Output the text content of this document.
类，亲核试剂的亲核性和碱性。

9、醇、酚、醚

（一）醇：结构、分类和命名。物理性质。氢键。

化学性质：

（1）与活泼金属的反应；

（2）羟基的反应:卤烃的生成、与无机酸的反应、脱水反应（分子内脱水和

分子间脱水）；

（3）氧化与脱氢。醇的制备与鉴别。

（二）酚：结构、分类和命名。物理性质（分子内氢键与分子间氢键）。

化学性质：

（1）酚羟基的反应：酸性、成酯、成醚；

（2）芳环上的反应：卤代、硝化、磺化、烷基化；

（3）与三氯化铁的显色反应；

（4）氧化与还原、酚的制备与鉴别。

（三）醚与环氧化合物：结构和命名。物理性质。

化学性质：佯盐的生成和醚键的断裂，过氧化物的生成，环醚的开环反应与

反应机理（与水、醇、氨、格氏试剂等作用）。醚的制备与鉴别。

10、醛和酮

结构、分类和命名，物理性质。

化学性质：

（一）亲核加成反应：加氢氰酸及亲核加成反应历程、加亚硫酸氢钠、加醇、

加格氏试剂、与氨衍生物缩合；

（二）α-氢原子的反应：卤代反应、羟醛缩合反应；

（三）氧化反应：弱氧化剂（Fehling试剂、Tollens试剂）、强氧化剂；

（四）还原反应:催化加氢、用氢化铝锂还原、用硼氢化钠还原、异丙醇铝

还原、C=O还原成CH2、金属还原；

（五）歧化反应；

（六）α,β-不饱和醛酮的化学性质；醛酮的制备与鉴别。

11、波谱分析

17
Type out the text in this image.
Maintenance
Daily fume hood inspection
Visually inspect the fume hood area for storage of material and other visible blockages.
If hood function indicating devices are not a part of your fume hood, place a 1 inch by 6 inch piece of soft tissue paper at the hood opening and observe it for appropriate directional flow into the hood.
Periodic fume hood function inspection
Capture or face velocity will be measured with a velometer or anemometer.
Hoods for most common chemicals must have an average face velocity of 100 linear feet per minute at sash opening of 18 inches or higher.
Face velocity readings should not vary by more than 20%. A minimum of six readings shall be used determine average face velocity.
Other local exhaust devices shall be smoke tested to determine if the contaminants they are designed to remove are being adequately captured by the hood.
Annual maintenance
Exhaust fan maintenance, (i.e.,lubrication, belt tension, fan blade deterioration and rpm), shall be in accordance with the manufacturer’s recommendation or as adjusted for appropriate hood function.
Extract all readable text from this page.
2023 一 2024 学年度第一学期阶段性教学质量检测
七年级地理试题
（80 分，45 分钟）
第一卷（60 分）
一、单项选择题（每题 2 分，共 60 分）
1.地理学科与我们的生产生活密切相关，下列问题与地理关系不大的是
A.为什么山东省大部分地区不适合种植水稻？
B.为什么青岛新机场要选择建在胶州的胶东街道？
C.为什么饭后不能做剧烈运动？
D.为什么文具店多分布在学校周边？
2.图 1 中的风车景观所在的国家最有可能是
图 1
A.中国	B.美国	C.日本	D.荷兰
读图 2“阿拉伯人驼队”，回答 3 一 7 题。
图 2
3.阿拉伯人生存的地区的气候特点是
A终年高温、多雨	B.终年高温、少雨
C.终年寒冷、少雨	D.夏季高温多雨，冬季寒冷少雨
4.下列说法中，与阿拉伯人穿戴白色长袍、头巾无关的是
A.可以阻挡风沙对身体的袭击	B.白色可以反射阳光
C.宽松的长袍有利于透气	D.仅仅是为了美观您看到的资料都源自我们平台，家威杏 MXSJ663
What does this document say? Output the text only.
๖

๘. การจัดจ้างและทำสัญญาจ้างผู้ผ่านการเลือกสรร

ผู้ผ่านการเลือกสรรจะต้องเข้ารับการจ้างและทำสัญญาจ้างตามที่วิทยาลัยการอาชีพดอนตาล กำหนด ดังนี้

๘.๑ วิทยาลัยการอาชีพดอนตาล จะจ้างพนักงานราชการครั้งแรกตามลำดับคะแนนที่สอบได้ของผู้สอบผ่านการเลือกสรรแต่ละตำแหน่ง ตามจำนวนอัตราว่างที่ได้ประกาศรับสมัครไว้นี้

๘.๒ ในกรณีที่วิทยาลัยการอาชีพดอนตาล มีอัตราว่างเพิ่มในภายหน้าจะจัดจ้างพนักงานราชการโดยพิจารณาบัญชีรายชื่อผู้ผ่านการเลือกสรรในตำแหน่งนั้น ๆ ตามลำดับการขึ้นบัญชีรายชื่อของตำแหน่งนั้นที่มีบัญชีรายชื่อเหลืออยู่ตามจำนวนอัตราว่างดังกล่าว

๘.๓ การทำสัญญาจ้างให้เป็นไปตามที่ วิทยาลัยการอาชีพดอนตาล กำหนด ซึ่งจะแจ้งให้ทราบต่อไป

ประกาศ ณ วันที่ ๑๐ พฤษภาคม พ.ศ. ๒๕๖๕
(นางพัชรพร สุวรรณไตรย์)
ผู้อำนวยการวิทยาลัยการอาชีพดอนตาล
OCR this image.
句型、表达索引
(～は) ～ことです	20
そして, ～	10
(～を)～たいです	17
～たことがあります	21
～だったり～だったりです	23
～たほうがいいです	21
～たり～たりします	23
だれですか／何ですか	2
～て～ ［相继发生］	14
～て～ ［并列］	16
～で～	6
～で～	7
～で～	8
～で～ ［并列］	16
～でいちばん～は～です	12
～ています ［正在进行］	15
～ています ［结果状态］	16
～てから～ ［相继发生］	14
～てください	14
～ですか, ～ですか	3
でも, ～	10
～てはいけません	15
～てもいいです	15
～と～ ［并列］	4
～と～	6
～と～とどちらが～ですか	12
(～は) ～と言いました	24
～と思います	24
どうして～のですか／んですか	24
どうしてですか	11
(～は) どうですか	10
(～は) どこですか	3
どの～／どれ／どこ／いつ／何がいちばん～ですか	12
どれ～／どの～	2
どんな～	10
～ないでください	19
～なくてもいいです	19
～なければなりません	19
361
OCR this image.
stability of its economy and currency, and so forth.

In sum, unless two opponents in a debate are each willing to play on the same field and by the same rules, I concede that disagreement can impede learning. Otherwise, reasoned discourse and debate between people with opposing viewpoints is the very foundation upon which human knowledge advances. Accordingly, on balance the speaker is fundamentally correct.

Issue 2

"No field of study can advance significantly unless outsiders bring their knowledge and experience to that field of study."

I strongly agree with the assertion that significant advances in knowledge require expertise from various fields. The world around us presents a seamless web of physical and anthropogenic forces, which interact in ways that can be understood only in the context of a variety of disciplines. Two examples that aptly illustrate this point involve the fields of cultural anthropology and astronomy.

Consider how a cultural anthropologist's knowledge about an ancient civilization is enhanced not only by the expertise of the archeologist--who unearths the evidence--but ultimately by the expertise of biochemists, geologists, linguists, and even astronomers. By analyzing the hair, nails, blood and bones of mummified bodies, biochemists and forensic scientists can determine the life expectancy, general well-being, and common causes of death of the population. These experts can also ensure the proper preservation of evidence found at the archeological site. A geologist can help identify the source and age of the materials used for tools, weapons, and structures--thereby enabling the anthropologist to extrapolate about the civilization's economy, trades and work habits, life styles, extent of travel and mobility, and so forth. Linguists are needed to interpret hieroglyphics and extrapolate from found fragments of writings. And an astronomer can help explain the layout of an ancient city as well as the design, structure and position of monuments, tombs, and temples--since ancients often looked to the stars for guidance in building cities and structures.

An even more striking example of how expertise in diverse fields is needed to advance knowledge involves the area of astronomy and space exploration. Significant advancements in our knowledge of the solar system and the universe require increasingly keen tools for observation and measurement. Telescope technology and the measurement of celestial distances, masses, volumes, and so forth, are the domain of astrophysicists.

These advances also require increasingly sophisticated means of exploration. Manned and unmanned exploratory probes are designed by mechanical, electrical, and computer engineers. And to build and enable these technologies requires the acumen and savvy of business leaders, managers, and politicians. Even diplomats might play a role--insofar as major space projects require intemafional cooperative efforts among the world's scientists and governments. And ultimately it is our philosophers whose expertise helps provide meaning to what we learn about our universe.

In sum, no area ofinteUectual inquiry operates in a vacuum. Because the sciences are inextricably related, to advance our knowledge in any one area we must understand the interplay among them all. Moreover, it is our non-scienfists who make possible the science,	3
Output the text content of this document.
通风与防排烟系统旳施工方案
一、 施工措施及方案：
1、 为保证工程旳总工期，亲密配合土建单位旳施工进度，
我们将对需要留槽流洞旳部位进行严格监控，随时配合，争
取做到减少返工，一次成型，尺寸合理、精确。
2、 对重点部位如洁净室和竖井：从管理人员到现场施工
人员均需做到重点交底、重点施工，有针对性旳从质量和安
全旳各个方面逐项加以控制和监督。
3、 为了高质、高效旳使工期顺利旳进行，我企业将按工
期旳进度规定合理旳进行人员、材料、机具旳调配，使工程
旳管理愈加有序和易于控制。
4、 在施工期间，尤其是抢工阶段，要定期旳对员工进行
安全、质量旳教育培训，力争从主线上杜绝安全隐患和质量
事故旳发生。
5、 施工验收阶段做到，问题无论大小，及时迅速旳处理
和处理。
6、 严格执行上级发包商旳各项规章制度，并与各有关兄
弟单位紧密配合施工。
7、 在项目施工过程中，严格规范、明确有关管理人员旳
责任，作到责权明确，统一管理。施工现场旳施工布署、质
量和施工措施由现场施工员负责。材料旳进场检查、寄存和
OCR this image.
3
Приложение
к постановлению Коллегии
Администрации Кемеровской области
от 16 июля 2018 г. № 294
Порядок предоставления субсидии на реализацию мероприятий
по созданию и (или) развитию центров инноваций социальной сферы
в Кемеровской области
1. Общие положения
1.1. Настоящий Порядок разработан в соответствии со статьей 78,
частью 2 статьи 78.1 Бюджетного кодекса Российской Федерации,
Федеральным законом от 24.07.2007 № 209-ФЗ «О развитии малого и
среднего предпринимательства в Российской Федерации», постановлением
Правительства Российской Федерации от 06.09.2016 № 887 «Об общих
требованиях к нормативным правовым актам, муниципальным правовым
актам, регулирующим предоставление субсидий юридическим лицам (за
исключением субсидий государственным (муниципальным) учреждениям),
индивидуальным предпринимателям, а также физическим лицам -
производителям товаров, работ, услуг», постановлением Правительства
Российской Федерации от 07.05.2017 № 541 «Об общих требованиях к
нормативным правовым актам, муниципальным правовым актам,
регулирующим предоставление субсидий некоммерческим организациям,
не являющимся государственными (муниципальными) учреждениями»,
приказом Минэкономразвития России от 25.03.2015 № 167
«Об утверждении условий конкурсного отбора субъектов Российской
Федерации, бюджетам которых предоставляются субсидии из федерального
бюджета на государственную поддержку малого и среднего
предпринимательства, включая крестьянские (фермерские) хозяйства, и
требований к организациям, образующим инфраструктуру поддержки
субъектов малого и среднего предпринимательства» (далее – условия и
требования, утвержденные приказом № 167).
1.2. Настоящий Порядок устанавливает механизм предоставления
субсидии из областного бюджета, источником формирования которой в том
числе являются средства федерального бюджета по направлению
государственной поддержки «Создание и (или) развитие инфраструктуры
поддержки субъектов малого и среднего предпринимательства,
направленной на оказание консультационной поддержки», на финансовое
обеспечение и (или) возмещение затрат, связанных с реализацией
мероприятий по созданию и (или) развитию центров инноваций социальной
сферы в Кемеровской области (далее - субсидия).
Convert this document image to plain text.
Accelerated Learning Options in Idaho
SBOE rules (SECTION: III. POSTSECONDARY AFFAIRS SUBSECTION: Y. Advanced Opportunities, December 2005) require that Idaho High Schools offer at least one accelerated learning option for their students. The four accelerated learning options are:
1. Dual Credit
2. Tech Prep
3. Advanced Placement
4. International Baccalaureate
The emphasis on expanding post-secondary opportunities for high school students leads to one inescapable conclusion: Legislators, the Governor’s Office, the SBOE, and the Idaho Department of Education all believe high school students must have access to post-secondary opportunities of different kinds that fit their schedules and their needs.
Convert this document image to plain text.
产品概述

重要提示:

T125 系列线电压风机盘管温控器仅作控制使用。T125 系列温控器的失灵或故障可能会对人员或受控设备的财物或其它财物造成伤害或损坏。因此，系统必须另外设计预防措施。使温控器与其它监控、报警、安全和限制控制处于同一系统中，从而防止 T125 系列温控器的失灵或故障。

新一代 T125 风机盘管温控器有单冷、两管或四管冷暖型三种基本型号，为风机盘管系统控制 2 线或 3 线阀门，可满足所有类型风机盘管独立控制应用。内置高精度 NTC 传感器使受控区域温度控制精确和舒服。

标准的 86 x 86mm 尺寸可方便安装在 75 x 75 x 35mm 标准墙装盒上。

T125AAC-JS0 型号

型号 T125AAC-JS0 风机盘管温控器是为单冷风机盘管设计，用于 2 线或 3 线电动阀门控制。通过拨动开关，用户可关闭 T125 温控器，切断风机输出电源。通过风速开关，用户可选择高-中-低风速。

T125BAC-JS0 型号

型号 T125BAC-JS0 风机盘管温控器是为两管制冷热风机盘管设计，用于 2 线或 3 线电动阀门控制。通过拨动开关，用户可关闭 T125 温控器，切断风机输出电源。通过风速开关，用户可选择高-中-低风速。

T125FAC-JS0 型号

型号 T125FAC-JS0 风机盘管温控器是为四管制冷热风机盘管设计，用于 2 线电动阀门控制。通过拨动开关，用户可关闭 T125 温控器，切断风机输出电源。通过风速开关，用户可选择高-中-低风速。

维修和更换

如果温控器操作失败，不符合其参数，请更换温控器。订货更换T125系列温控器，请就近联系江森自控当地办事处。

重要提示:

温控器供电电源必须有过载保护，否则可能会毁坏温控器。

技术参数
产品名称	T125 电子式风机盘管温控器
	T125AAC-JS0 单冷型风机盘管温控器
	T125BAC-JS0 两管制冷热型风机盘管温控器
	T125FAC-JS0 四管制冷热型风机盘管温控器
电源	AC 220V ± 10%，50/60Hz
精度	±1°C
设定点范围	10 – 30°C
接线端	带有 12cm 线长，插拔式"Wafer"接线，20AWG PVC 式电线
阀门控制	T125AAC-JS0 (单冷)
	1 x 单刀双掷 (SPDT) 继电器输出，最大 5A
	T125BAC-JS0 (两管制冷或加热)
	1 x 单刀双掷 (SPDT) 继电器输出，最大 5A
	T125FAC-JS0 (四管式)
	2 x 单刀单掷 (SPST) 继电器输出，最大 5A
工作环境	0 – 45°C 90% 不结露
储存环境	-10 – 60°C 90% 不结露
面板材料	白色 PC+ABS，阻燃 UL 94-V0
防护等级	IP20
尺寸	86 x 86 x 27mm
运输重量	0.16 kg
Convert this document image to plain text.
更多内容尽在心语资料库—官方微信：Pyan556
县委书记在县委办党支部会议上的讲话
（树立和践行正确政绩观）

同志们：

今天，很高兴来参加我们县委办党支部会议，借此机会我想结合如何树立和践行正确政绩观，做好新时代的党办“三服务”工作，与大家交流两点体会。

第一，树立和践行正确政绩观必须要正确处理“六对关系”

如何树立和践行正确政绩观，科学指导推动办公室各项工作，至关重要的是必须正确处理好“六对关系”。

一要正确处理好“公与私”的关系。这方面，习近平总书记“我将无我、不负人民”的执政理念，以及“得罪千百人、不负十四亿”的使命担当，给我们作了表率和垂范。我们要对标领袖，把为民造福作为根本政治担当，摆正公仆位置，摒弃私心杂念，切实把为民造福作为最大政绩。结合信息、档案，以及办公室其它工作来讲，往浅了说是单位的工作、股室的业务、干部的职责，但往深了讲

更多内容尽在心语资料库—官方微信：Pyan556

[Task prompt] Copy every line above in which the string "world" shows up.

[Exercise output]
I strongly agree with the assertion that significant advances in knowledge require expertise from various fields. The world around us presents a seamless web of physical and anthropogenic forces, which interact in ways that can be understood only in the context of a variety of disciplines. Two examples that aptly illustrate this point involve the fields of cultural anthropology and astronomy.
These advances also require increasingly sophisticated means of exploration. Manned and unmanned exploratory probes are designed by mechanical, electrical, and computer engineers. And to build and enable these technologies requires the acumen and savvy of business leaders, managers, and politicians. Even diplomats might play a role--insofar as major space projects require intemafional cooperative efforts among the world's scientists and governments. And ultimately it is our philosophers whose expertise helps provide meaning to what we learn about our universe.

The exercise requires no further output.